▶ _YOUR INSTRUCTIONS_
Wherever a line below holds the word "Šablony", copy that line.
==*==
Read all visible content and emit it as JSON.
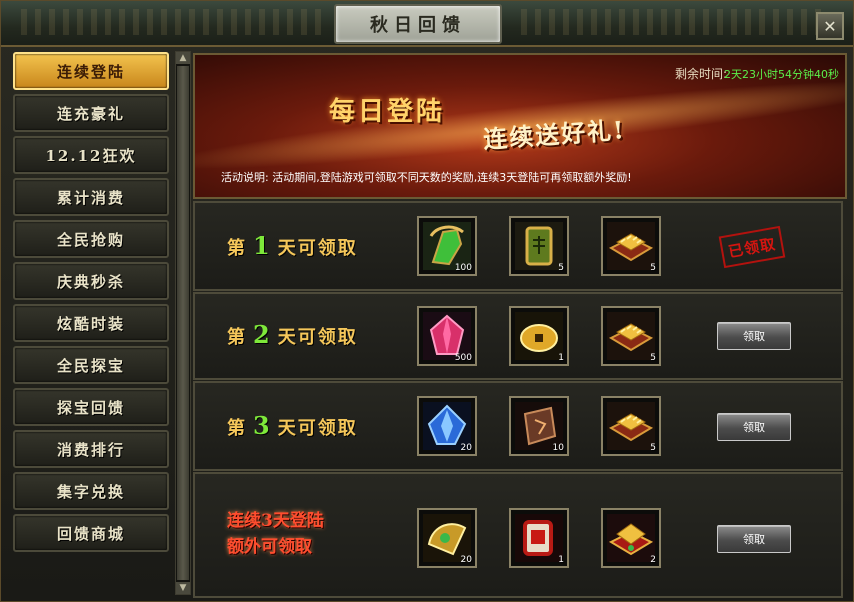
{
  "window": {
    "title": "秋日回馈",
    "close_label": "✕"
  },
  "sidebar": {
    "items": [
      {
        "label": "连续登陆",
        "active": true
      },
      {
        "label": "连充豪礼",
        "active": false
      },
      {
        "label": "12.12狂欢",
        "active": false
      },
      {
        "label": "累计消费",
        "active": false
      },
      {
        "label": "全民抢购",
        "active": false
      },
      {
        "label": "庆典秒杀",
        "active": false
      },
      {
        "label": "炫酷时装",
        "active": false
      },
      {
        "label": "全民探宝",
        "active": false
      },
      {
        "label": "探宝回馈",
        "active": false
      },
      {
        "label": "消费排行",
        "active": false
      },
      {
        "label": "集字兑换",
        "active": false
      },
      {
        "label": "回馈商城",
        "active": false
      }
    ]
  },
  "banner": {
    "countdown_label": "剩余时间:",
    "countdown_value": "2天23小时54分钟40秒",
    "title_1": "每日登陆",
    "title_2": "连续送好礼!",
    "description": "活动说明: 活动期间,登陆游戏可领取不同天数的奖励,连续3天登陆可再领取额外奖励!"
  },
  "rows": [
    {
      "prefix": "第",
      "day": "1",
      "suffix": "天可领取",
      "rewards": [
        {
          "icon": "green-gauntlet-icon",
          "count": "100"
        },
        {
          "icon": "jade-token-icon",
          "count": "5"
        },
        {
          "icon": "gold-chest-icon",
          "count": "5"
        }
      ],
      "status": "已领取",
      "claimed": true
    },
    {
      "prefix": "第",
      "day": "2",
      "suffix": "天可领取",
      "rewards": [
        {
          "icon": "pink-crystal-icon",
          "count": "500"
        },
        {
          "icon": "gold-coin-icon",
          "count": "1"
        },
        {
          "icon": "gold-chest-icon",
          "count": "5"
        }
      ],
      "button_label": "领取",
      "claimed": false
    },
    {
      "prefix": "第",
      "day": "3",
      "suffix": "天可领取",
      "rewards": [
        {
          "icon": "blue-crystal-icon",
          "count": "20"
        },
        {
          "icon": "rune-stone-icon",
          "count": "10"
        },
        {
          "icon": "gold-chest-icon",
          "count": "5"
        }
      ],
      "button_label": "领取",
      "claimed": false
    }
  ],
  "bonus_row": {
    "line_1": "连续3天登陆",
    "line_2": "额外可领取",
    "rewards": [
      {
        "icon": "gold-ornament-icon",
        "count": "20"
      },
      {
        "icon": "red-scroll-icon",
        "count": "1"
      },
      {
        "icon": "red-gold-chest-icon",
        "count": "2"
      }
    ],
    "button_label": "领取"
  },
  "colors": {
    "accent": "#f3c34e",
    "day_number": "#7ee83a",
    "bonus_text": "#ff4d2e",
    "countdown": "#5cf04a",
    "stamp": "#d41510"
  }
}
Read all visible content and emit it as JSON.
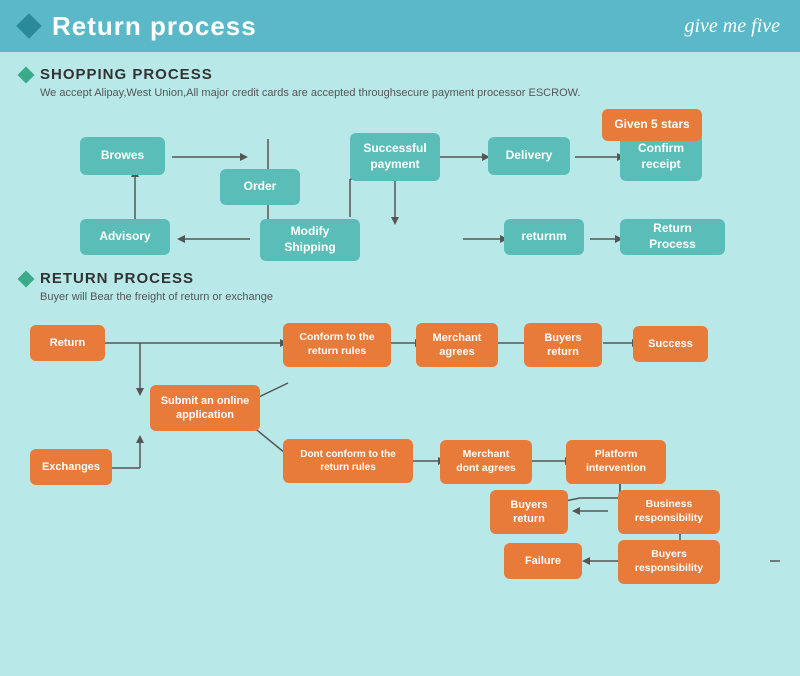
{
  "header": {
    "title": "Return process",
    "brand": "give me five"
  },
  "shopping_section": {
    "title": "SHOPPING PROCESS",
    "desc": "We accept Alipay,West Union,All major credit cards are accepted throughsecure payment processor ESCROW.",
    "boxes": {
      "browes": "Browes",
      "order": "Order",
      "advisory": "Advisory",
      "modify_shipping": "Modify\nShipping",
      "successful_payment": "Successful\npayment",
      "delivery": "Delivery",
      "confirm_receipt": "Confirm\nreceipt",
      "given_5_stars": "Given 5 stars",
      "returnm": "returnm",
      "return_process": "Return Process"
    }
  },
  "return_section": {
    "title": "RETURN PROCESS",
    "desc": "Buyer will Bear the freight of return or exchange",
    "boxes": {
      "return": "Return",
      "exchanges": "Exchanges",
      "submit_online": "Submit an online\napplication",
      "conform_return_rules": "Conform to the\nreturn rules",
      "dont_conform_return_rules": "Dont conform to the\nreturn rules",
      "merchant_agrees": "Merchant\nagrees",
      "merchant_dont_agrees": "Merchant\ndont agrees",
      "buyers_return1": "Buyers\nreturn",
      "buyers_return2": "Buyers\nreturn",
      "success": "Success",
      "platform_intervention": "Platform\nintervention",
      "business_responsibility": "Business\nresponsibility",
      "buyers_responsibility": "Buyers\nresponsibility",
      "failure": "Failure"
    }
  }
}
==*==
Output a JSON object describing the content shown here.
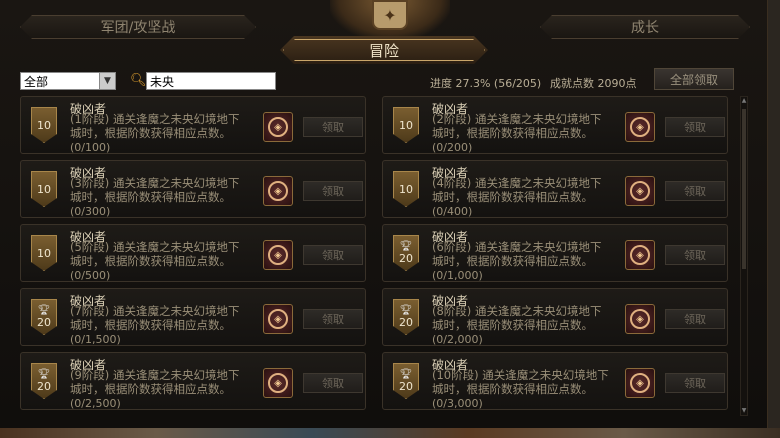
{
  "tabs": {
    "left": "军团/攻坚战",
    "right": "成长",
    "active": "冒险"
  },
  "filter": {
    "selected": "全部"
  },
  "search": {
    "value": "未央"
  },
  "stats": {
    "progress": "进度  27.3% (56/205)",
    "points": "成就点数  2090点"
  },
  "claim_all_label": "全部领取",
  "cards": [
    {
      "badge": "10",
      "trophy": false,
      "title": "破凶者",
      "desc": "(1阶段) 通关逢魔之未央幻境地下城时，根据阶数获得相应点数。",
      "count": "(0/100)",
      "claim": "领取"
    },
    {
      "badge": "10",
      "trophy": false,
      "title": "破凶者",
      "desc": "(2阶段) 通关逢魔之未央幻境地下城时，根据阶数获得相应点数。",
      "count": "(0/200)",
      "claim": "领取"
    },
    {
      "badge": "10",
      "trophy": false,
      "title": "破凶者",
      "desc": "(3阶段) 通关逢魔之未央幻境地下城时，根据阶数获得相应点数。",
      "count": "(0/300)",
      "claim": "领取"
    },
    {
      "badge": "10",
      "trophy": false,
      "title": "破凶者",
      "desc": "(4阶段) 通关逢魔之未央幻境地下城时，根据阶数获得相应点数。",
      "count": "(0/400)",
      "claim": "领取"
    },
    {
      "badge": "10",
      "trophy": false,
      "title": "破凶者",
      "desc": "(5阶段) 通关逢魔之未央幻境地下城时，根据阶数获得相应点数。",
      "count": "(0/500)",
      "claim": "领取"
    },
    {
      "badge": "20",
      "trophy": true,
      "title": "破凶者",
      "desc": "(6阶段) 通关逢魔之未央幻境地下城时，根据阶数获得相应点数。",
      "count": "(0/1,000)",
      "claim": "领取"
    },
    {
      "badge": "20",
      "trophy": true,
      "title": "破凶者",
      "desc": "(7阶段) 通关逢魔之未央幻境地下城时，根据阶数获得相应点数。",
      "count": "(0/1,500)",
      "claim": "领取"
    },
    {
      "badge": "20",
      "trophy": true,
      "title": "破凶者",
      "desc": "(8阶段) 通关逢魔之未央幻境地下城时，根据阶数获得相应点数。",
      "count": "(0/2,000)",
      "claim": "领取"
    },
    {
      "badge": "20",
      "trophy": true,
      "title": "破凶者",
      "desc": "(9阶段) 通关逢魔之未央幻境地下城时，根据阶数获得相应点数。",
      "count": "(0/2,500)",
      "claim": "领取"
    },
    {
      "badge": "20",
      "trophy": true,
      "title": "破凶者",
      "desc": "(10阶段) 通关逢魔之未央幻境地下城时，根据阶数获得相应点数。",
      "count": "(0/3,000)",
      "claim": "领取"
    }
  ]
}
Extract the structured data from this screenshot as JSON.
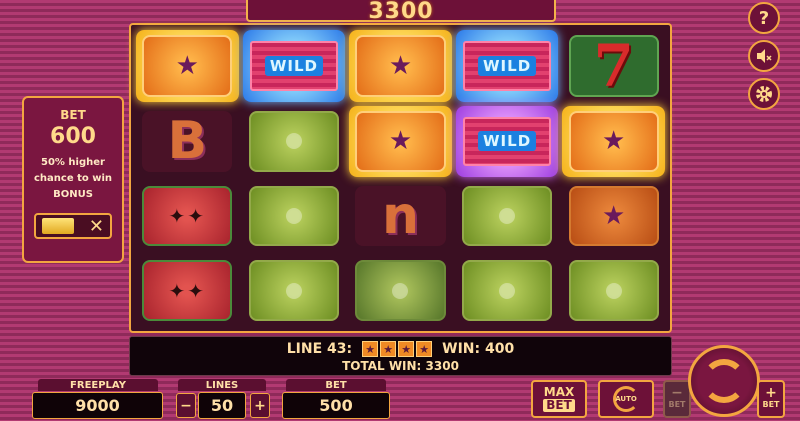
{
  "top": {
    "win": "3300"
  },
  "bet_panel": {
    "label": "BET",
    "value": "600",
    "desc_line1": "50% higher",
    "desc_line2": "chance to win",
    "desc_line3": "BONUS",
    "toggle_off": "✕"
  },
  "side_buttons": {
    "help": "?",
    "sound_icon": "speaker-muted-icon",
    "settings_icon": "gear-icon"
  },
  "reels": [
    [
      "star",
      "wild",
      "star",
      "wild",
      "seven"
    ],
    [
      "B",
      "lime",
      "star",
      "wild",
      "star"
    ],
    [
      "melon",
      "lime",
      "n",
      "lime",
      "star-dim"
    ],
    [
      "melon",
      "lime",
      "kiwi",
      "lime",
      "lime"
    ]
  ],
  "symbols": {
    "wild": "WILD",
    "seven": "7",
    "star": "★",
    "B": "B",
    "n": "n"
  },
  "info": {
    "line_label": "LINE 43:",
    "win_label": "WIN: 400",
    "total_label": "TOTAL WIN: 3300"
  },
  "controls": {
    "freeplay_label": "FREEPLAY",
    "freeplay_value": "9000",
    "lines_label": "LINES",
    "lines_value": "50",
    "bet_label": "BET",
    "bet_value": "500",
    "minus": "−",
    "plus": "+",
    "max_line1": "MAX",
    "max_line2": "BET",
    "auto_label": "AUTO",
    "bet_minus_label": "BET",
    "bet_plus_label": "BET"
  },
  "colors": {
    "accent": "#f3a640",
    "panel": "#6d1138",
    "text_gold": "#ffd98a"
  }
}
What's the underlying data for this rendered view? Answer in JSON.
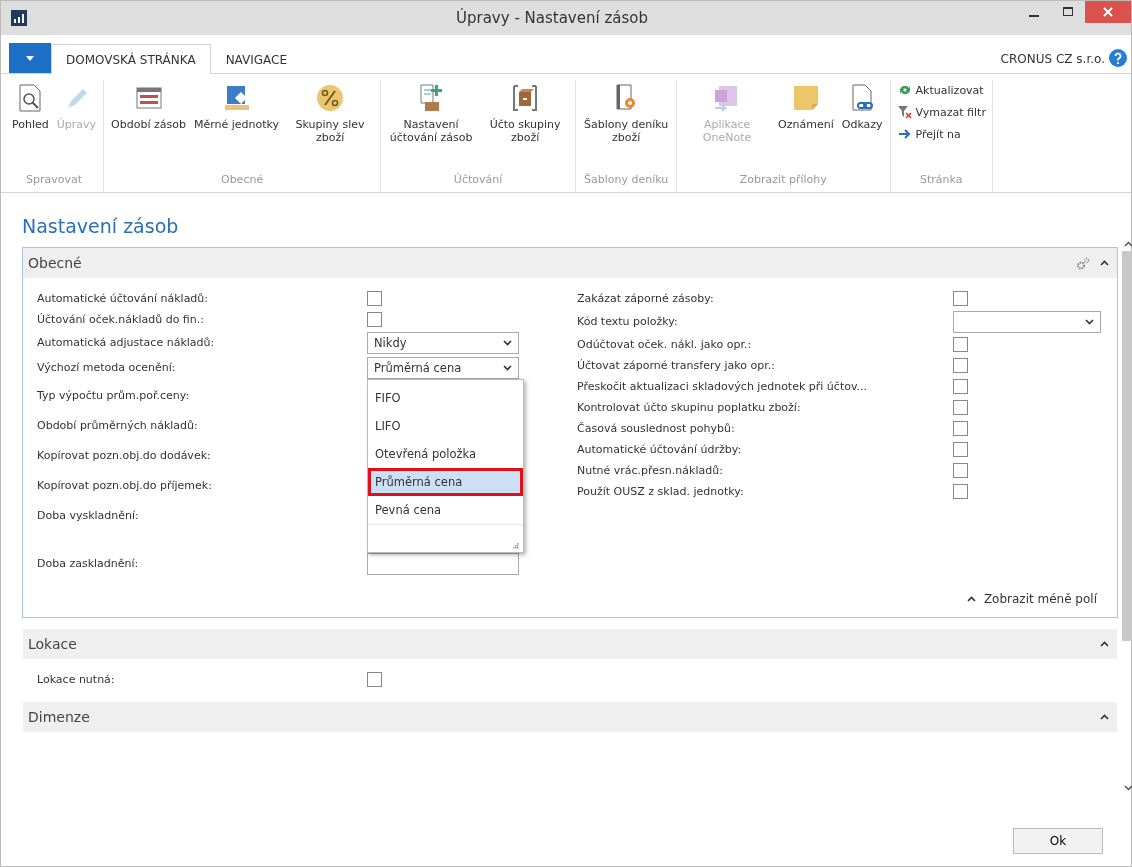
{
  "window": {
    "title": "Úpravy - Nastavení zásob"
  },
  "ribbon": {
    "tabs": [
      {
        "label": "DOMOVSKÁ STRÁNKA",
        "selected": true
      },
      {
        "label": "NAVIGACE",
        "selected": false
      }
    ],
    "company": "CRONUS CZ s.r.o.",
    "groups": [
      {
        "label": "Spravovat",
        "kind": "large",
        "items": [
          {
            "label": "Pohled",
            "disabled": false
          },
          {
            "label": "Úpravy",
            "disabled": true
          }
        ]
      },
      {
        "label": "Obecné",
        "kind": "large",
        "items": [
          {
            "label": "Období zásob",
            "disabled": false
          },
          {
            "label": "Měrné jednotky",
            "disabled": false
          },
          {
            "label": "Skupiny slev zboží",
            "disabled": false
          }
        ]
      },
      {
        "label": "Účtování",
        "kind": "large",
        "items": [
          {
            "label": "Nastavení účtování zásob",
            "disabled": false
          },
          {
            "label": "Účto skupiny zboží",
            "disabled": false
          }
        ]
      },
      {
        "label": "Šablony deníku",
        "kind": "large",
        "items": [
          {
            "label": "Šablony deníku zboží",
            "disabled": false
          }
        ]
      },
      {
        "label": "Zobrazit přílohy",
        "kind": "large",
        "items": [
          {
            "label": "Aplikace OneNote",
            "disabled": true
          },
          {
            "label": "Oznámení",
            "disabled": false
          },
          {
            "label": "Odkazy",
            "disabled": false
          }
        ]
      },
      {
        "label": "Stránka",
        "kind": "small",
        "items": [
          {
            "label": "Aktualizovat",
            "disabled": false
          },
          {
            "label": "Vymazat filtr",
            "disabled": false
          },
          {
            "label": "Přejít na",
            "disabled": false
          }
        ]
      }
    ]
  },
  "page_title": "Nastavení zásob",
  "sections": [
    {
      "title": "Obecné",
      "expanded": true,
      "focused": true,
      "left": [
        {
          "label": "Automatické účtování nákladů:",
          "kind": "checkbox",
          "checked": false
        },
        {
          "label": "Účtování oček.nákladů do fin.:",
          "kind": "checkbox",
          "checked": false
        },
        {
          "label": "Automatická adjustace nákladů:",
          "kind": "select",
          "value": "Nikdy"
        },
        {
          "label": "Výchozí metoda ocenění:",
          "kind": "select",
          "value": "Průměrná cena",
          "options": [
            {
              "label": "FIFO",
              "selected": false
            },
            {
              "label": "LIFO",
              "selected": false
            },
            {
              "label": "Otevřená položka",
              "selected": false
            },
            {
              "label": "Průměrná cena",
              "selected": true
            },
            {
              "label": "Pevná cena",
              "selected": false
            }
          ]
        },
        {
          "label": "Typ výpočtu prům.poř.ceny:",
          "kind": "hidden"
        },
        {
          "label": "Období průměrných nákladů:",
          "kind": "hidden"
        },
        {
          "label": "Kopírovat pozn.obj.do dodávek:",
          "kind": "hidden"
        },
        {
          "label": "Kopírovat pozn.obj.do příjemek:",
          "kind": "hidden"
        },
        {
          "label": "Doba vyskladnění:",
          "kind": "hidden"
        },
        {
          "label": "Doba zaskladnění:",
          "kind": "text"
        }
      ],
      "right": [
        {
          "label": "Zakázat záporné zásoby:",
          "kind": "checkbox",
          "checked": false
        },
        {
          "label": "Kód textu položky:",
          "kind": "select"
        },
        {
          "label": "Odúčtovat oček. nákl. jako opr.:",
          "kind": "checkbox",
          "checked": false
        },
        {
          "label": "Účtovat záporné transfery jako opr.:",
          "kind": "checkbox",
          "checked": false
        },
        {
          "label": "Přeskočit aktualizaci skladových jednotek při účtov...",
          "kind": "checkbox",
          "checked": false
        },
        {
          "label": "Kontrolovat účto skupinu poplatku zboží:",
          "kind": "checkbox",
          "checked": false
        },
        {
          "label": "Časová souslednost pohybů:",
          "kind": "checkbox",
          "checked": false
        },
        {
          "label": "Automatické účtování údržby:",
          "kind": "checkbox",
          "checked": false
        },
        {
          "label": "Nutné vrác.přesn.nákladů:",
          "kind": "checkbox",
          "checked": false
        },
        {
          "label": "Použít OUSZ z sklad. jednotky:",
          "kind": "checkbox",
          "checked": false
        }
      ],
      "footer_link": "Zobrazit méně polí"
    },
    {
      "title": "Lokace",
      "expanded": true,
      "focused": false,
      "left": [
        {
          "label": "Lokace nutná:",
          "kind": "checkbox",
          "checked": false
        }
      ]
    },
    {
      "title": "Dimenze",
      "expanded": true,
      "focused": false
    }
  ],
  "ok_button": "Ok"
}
==*==
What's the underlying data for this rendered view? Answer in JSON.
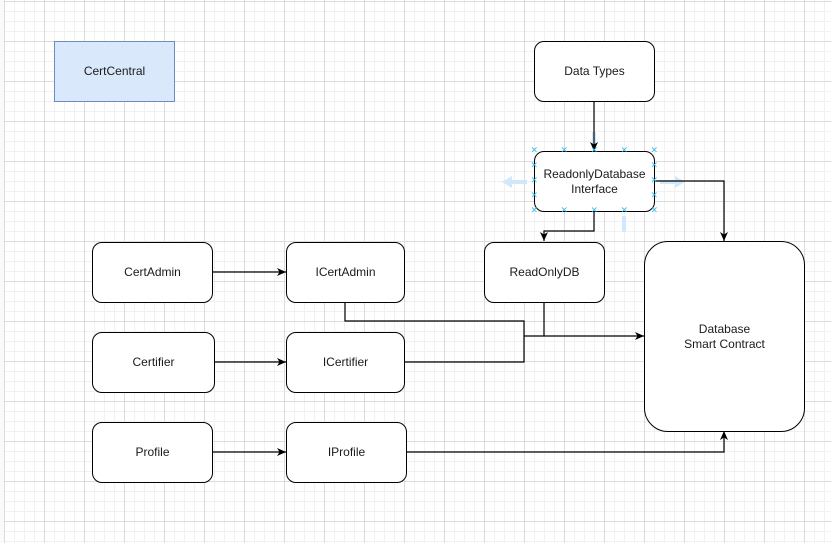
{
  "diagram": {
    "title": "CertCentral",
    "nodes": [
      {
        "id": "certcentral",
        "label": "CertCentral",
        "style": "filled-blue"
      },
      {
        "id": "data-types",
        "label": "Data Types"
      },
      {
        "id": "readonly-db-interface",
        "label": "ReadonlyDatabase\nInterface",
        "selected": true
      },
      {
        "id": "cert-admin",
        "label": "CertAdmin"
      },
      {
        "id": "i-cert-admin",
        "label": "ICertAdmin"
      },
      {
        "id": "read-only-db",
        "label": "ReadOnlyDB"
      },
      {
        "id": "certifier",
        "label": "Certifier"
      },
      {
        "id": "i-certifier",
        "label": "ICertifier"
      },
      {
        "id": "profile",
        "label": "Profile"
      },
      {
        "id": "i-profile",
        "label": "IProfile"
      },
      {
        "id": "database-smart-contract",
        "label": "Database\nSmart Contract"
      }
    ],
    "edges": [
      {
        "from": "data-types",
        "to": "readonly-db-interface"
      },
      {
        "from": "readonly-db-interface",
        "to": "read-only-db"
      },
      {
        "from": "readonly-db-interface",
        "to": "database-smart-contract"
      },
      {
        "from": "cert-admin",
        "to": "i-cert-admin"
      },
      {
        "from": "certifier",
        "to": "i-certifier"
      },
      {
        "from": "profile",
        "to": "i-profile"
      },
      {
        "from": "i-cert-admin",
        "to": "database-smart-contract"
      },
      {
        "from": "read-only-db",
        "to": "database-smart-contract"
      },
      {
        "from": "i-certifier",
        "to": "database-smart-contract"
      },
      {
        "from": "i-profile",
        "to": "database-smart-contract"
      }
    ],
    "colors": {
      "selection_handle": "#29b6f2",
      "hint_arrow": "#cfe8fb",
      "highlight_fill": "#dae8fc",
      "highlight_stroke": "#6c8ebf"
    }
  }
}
==*==
▶ _REPLY TO THE TASK_
        "label": "Šablony deníku",
            "label": "Šablony deníku zboží",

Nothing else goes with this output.